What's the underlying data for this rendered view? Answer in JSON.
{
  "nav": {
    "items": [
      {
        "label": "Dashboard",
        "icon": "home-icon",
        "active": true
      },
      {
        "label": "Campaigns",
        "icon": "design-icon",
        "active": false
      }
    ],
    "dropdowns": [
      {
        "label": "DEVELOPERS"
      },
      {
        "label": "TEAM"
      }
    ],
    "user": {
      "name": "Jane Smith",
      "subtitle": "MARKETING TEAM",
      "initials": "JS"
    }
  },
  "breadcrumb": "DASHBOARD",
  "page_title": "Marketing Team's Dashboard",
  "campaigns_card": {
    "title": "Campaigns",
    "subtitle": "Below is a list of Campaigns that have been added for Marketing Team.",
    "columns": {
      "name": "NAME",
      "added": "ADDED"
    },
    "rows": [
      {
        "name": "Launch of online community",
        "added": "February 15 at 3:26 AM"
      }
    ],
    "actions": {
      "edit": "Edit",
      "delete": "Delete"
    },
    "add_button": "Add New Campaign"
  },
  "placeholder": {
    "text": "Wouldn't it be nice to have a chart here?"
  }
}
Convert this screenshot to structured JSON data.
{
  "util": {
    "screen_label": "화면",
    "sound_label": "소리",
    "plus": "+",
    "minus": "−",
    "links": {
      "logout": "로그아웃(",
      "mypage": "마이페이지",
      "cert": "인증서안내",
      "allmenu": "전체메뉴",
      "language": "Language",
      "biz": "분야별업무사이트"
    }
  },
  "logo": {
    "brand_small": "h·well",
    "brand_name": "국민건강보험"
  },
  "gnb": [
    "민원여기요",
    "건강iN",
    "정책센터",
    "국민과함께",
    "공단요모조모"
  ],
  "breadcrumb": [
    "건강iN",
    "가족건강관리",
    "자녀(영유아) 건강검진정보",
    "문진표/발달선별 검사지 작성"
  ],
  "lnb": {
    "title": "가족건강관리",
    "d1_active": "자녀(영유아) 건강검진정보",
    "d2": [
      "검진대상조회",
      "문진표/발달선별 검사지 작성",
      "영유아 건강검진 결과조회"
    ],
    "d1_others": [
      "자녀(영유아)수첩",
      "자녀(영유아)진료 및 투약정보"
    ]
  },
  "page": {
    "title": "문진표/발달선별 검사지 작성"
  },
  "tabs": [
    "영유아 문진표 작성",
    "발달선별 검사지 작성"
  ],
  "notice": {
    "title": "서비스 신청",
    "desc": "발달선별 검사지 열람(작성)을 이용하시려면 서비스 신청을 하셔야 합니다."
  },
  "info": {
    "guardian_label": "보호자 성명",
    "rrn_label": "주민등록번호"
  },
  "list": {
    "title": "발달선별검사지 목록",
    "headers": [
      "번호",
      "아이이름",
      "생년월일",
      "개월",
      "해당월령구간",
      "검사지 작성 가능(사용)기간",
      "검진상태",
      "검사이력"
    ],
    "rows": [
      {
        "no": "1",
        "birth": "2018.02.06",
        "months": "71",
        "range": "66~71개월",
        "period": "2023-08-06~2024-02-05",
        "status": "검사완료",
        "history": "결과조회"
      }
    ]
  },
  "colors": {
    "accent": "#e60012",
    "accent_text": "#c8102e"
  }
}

# Written request:
Could you transcribe the records in full, exactly?

# In response:
What's the underlying data for this rendered view? Answer in JSON.
{
  "nav": {
    "items": [
      {
        "label": "Dashboard",
        "icon": "home-icon",
        "active": true
      },
      {
        "label": "Campaigns",
        "icon": "design-icon",
        "active": false
      }
    ],
    "dropdowns": [
      {
        "label": "DEVELOPERS"
      },
      {
        "label": "TEAM"
      }
    ],
    "user": {
      "name": "Jane Smith",
      "subtitle": "MARKETING TEAM",
      "initials": "JS"
    }
  },
  "breadcrumb": "DASHBOARD",
  "page_title": "Marketing Team's Dashboard",
  "campaigns_card": {
    "title": "Campaigns",
    "subtitle": "Below is a list of Campaigns that have been added for Marketing Team.",
    "columns": {
      "name": "NAME",
      "added": "ADDED"
    },
    "rows": [
      {
        "name": "Launch of online community",
        "added": "February 15 at 3:26 AM"
      }
    ],
    "actions": {
      "edit": "Edit",
      "delete": "Delete"
    },
    "add_button": "Add New Campaign"
  },
  "placeholder": {
    "text": "Wouldn't it be nice to have a chart here?"
  }
}
Convert this screenshot to structured JSON data.
{
  "util": {
    "screen_label": "화면",
    "sound_label": "소리",
    "plus": "+",
    "minus": "−",
    "links": {
      "logout": "로그아웃(",
      "mypage": "마이페이지",
      "cert": "인증서안내",
      "allmenu": "전체메뉴",
      "language": "Language",
      "biz": "분야별업무사이트"
    }
  },
  "logo": {
    "brand_small": "h·well",
    "brand_name": "국민건강보험"
  },
  "gnb": [
    "민원여기요",
    "건강iN",
    "정책센터",
    "국민과함께",
    "공단요모조모"
  ],
  "breadcrumb": [
    "건강iN",
    "가족건강관리",
    "자녀(영유아) 건강검진정보",
    "문진표/발달선별 검사지 작성"
  ],
  "lnb": {
    "title": "가족건강관리",
    "d1_active": "자녀(영유아) 건강검진정보",
    "d2": [
      "검진대상조회",
      "문진표/발달선별 검사지 작성",
      "영유아 건강검진 결과조회"
    ],
    "d1_others": [
      "자녀(영유아)수첩",
      "자녀(영유아)진료 및 투약정보"
    ]
  },
  "page": {
    "title": "문진표/발달선별 검사지 작성"
  },
  "tabs": [
    "영유아 문진표 작성",
    "발달선별 검사지 작성"
  ],
  "notice": {
    "title": "서비스 신청",
    "desc": "발달선별 검사지 열람(작성)을 이용하시려면 서비스 신청을 하셔야 합니다."
  },
  "info": {
    "guardian_label": "보호자 성명",
    "rrn_label": "주민등록번호"
  },
  "list": {
    "title": "발달선별검사지 목록",
    "headers": [
      "번호",
      "아이이름",
      "생년월일",
      "개월",
      "해당월령구간",
      "검사지 작성 가능(사용)기간",
      "검진상태",
      "검사이력"
    ],
    "rows": [
      {
        "no": "1",
        "birth": "2018.02.06",
        "months": "71",
        "range": "66~71개월",
        "period": "2023-08-06~2024-02-05",
        "status": "검사완료",
        "history": "결과조회"
      }
    ]
  },
  "colors": {
    "accent": "#e60012",
    "accent_text": "#c8102e"
  }
}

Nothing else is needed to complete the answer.